Provided data:

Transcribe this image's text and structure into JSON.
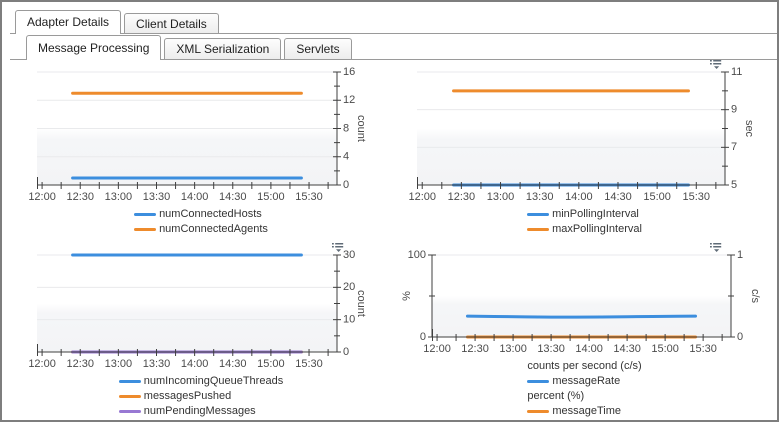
{
  "tabs": {
    "primary": {
      "items": [
        {
          "label": "Adapter Details",
          "active": true
        },
        {
          "label": "Client Details",
          "active": false
        }
      ]
    },
    "secondary": {
      "items": [
        {
          "label": "Message Processing",
          "active": true
        },
        {
          "label": "XML Serialization",
          "active": false
        },
        {
          "label": "Servlets",
          "active": false
        }
      ]
    }
  },
  "colors": {
    "blue": "#3c8ede",
    "orange": "#ee8b2c",
    "purple": "#9878d3",
    "axis": "#3f3f3f",
    "grid": "#e9eaec",
    "band": "#f3f4f6",
    "tick_text": "#4b4b4b",
    "legend_text": "#333333",
    "tab_border": "#9a9a9a",
    "window_border": "#7e7e7e",
    "icon_gray": "#5f6b77"
  },
  "icons": {
    "chart_menu": "list-dropdown-icon"
  },
  "chart_data": [
    {
      "name": "connected-hosts-agents",
      "type": "line",
      "x": {
        "min": "11:56",
        "max": "15:52",
        "tick_minutes": 15,
        "label_minutes": 30,
        "labels": [
          "12:00",
          "12:30",
          "13:00",
          "13:30",
          "14:00",
          "14:30",
          "15:00",
          "15:30"
        ]
      },
      "y_right": {
        "label": "count",
        "min": 0,
        "max": 16,
        "major_ticks": [
          0,
          4,
          8,
          12,
          16
        ],
        "minor_ticks": [
          2,
          6,
          10,
          14
        ]
      },
      "grid": true,
      "series": [
        {
          "name": "numConnectedHosts",
          "color": "#3c8ede",
          "axis": "right",
          "points": [
            [
              "12:24",
              1
            ],
            [
              "15:24",
              1
            ]
          ]
        },
        {
          "name": "numConnectedAgents",
          "color": "#ee8b2c",
          "axis": "right",
          "points": [
            [
              "12:24",
              13
            ],
            [
              "15:24",
              13
            ]
          ]
        }
      ],
      "legend": [
        {
          "swatch_color": "#3c8ede",
          "label": "numConnectedHosts"
        },
        {
          "swatch_color": "#ee8b2c",
          "label": "numConnectedAgents"
        }
      ],
      "menu_icon": false
    },
    {
      "name": "polling-interval",
      "type": "line",
      "x": {
        "min": "11:56",
        "max": "15:52",
        "tick_minutes": 15,
        "label_minutes": 30,
        "labels": [
          "12:00",
          "12:30",
          "13:00",
          "13:30",
          "14:00",
          "14:30",
          "15:00",
          "15:30"
        ]
      },
      "y_right": {
        "label": "sec",
        "min": 5,
        "max": 11,
        "major_ticks": [
          5,
          7,
          9,
          11
        ],
        "minor_ticks": [
          6,
          8,
          10
        ]
      },
      "grid": true,
      "series": [
        {
          "name": "minPollingInterval",
          "color": "#3c8ede",
          "axis": "right",
          "points": [
            [
              "12:24",
              5
            ],
            [
              "15:24",
              5
            ]
          ]
        },
        {
          "name": "maxPollingInterval",
          "color": "#ee8b2c",
          "axis": "right",
          "points": [
            [
              "12:24",
              10
            ],
            [
              "15:24",
              10
            ]
          ]
        }
      ],
      "legend": [
        {
          "swatch_color": "#3c8ede",
          "label": "minPollingInterval"
        },
        {
          "swatch_color": "#ee8b2c",
          "label": "maxPollingInterval"
        }
      ],
      "menu_icon": true
    },
    {
      "name": "queue-threads-messages",
      "type": "line",
      "x": {
        "min": "11:56",
        "max": "15:52",
        "tick_minutes": 15,
        "label_minutes": 30,
        "labels": [
          "12:00",
          "12:30",
          "13:00",
          "13:30",
          "14:00",
          "14:30",
          "15:00",
          "15:30"
        ]
      },
      "y_right": {
        "label": "count",
        "min": 0,
        "max": 30,
        "major_ticks": [
          0,
          10,
          20,
          30
        ],
        "minor_ticks": [
          5,
          15,
          25
        ]
      },
      "grid": true,
      "series": [
        {
          "name": "numIncomingQueueThreads",
          "color": "#3c8ede",
          "axis": "right",
          "points": [
            [
              "12:24",
              30
            ],
            [
              "15:24",
              30
            ]
          ]
        },
        {
          "name": "messagesPushed",
          "color": "#ee8b2c",
          "axis": "right",
          "points": [
            [
              "12:24",
              0
            ],
            [
              "15:24",
              0
            ]
          ]
        },
        {
          "name": "numPendingMessages",
          "color": "#9878d3",
          "axis": "right",
          "points": [
            [
              "12:24",
              0
            ],
            [
              "15:24",
              0
            ]
          ]
        }
      ],
      "legend": [
        {
          "swatch_color": "#3c8ede",
          "label": "numIncomingQueueThreads"
        },
        {
          "swatch_color": "#ee8b2c",
          "label": "messagesPushed"
        },
        {
          "swatch_color": "#9878d3",
          "label": "numPendingMessages"
        }
      ],
      "menu_icon": true
    },
    {
      "name": "message-rate-time",
      "type": "line",
      "x": {
        "min": "11:56",
        "max": "15:52",
        "tick_minutes": 15,
        "label_minutes": 30,
        "labels": [
          "12:00",
          "12:30",
          "13:00",
          "13:30",
          "14:00",
          "14:30",
          "15:00",
          "15:30"
        ]
      },
      "y_left": {
        "label": "%",
        "min": 0,
        "max": 100,
        "major_ticks": [
          0,
          100
        ],
        "minor_ticks": [
          50
        ]
      },
      "y_right": {
        "label": "c/s",
        "min": 0,
        "max": 1,
        "major_ticks": [
          0,
          1
        ],
        "minor_ticks": [
          0.5
        ]
      },
      "grid": true,
      "series": [
        {
          "name": "messageRate",
          "color": "#3c8ede",
          "axis": "right",
          "points": [
            [
              "12:24",
              0.255
            ],
            [
              "12:45",
              0.25
            ],
            [
              "13:10",
              0.246
            ],
            [
              "13:30",
              0.243
            ],
            [
              "13:50",
              0.242
            ],
            [
              "14:10",
              0.244
            ],
            [
              "14:30",
              0.247
            ],
            [
              "14:50",
              0.25
            ],
            [
              "15:10",
              0.253
            ],
            [
              "15:24",
              0.255
            ]
          ]
        },
        {
          "name": "messageTime",
          "color": "#ee8b2c",
          "axis": "left",
          "points": [
            [
              "12:24",
              0
            ],
            [
              "15:24",
              0
            ]
          ]
        }
      ],
      "legend": [
        {
          "header": "counts per second (c/s)"
        },
        {
          "swatch_color": "#3c8ede",
          "label": "messageRate"
        },
        {
          "header": "percent (%)"
        },
        {
          "swatch_color": "#ee8b2c",
          "label": "messageTime"
        }
      ],
      "menu_icon": true
    }
  ]
}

Directions:
Output a faithful copy of the data, with each picture left out.

Final result:
Transcribe this image's text and structure into JSON.
{
  "tabs": {
    "primary": {
      "items": [
        {
          "label": "Adapter Details",
          "active": true
        },
        {
          "label": "Client Details",
          "active": false
        }
      ]
    },
    "secondary": {
      "items": [
        {
          "label": "Message Processing",
          "active": true
        },
        {
          "label": "XML Serialization",
          "active": false
        },
        {
          "label": "Servlets",
          "active": false
        }
      ]
    }
  },
  "colors": {
    "blue": "#3c8ede",
    "orange": "#ee8b2c",
    "purple": "#9878d3",
    "axis": "#3f3f3f",
    "grid": "#e9eaec",
    "band": "#f3f4f6",
    "tick_text": "#4b4b4b",
    "legend_text": "#333333",
    "tab_border": "#9a9a9a",
    "window_border": "#7e7e7e",
    "icon_gray": "#5f6b77"
  },
  "icons": {
    "chart_menu": "list-dropdown-icon"
  },
  "chart_data": [
    {
      "name": "connected-hosts-agents",
      "type": "line",
      "x": {
        "min": "11:56",
        "max": "15:52",
        "tick_minutes": 15,
        "label_minutes": 30,
        "labels": [
          "12:00",
          "12:30",
          "13:00",
          "13:30",
          "14:00",
          "14:30",
          "15:00",
          "15:30"
        ]
      },
      "y_right": {
        "label": "count",
        "min": 0,
        "max": 16,
        "major_ticks": [
          0,
          4,
          8,
          12,
          16
        ],
        "minor_ticks": [
          2,
          6,
          10,
          14
        ]
      },
      "grid": true,
      "series": [
        {
          "name": "numConnectedHosts",
          "color": "#3c8ede",
          "axis": "right",
          "points": [
            [
              "12:24",
              1
            ],
            [
              "15:24",
              1
            ]
          ]
        },
        {
          "name": "numConnectedAgents",
          "color": "#ee8b2c",
          "axis": "right",
          "points": [
            [
              "12:24",
              13
            ],
            [
              "15:24",
              13
            ]
          ]
        }
      ],
      "legend": [
        {
          "swatch_color": "#3c8ede",
          "label": "numConnectedHosts"
        },
        {
          "swatch_color": "#ee8b2c",
          "label": "numConnectedAgents"
        }
      ],
      "menu_icon": false
    },
    {
      "name": "polling-interval",
      "type": "line",
      "x": {
        "min": "11:56",
        "max": "15:52",
        "tick_minutes": 15,
        "label_minutes": 30,
        "labels": [
          "12:00",
          "12:30",
          "13:00",
          "13:30",
          "14:00",
          "14:30",
          "15:00",
          "15:30"
        ]
      },
      "y_right": {
        "label": "sec",
        "min": 5,
        "max": 11,
        "major_ticks": [
          5,
          7,
          9,
          11
        ],
        "minor_ticks": [
          6,
          8,
          10
        ]
      },
      "grid": true,
      "series": [
        {
          "name": "minPollingInterval",
          "color": "#3c8ede",
          "axis": "right",
          "points": [
            [
              "12:24",
              5
            ],
            [
              "15:24",
              5
            ]
          ]
        },
        {
          "name": "maxPollingInterval",
          "color": "#ee8b2c",
          "axis": "right",
          "points": [
            [
              "12:24",
              10
            ],
            [
              "15:24",
              10
            ]
          ]
        }
      ],
      "legend": [
        {
          "swatch_color": "#3c8ede",
          "label": "minPollingInterval"
        },
        {
          "swatch_color": "#ee8b2c",
          "label": "maxPollingInterval"
        }
      ],
      "menu_icon": true
    },
    {
      "name": "queue-threads-messages",
      "type": "line",
      "x": {
        "min": "11:56",
        "max": "15:52",
        "tick_minutes": 15,
        "label_minutes": 30,
        "labels": [
          "12:00",
          "12:30",
          "13:00",
          "13:30",
          "14:00",
          "14:30",
          "15:00",
          "15:30"
        ]
      },
      "y_right": {
        "label": "count",
        "min": 0,
        "max": 30,
        "major_ticks": [
          0,
          10,
          20,
          30
        ],
        "minor_ticks": [
          5,
          15,
          25
        ]
      },
      "grid": true,
      "series": [
        {
          "name": "numIncomingQueueThreads",
          "color": "#3c8ede",
          "axis": "right",
          "points": [
            [
              "12:24",
              30
            ],
            [
              "15:24",
              30
            ]
          ]
        },
        {
          "name": "messagesPushed",
          "color": "#ee8b2c",
          "axis": "right",
          "points": [
            [
              "12:24",
              0
            ],
            [
              "15:24",
              0
            ]
          ]
        },
        {
          "name": "numPendingMessages",
          "color": "#9878d3",
          "axis": "right",
          "points": [
            [
              "12:24",
              0
            ],
            [
              "15:24",
              0
            ]
          ]
        }
      ],
      "legend": [
        {
          "swatch_color": "#3c8ede",
          "label": "numIncomingQueueThreads"
        },
        {
          "swatch_color": "#ee8b2c",
          "label": "messagesPushed"
        },
        {
          "swatch_color": "#9878d3",
          "label": "numPendingMessages"
        }
      ],
      "menu_icon": true
    },
    {
      "name": "message-rate-time",
      "type": "line",
      "x": {
        "min": "11:56",
        "max": "15:52",
        "tick_minutes": 15,
        "label_minutes": 30,
        "labels": [
          "12:00",
          "12:30",
          "13:00",
          "13:30",
          "14:00",
          "14:30",
          "15:00",
          "15:30"
        ]
      },
      "y_left": {
        "label": "%",
        "min": 0,
        "max": 100,
        "major_ticks": [
          0,
          100
        ],
        "minor_ticks": [
          50
        ]
      },
      "y_right": {
        "label": "c/s",
        "min": 0,
        "max": 1,
        "major_ticks": [
          0,
          1
        ],
        "minor_ticks": [
          0.5
        ]
      },
      "grid": true,
      "series": [
        {
          "name": "messageRate",
          "color": "#3c8ede",
          "axis": "right",
          "points": [
            [
              "12:24",
              0.255
            ],
            [
              "12:45",
              0.25
            ],
            [
              "13:10",
              0.246
            ],
            [
              "13:30",
              0.243
            ],
            [
              "13:50",
              0.242
            ],
            [
              "14:10",
              0.244
            ],
            [
              "14:30",
              0.247
            ],
            [
              "14:50",
              0.25
            ],
            [
              "15:10",
              0.253
            ],
            [
              "15:24",
              0.255
            ]
          ]
        },
        {
          "name": "messageTime",
          "color": "#ee8b2c",
          "axis": "left",
          "points": [
            [
              "12:24",
              0
            ],
            [
              "15:24",
              0
            ]
          ]
        }
      ],
      "legend": [
        {
          "header": "counts per second (c/s)"
        },
        {
          "swatch_color": "#3c8ede",
          "label": "messageRate"
        },
        {
          "header": "percent (%)"
        },
        {
          "swatch_color": "#ee8b2c",
          "label": "messageTime"
        }
      ],
      "menu_icon": true
    }
  ]
}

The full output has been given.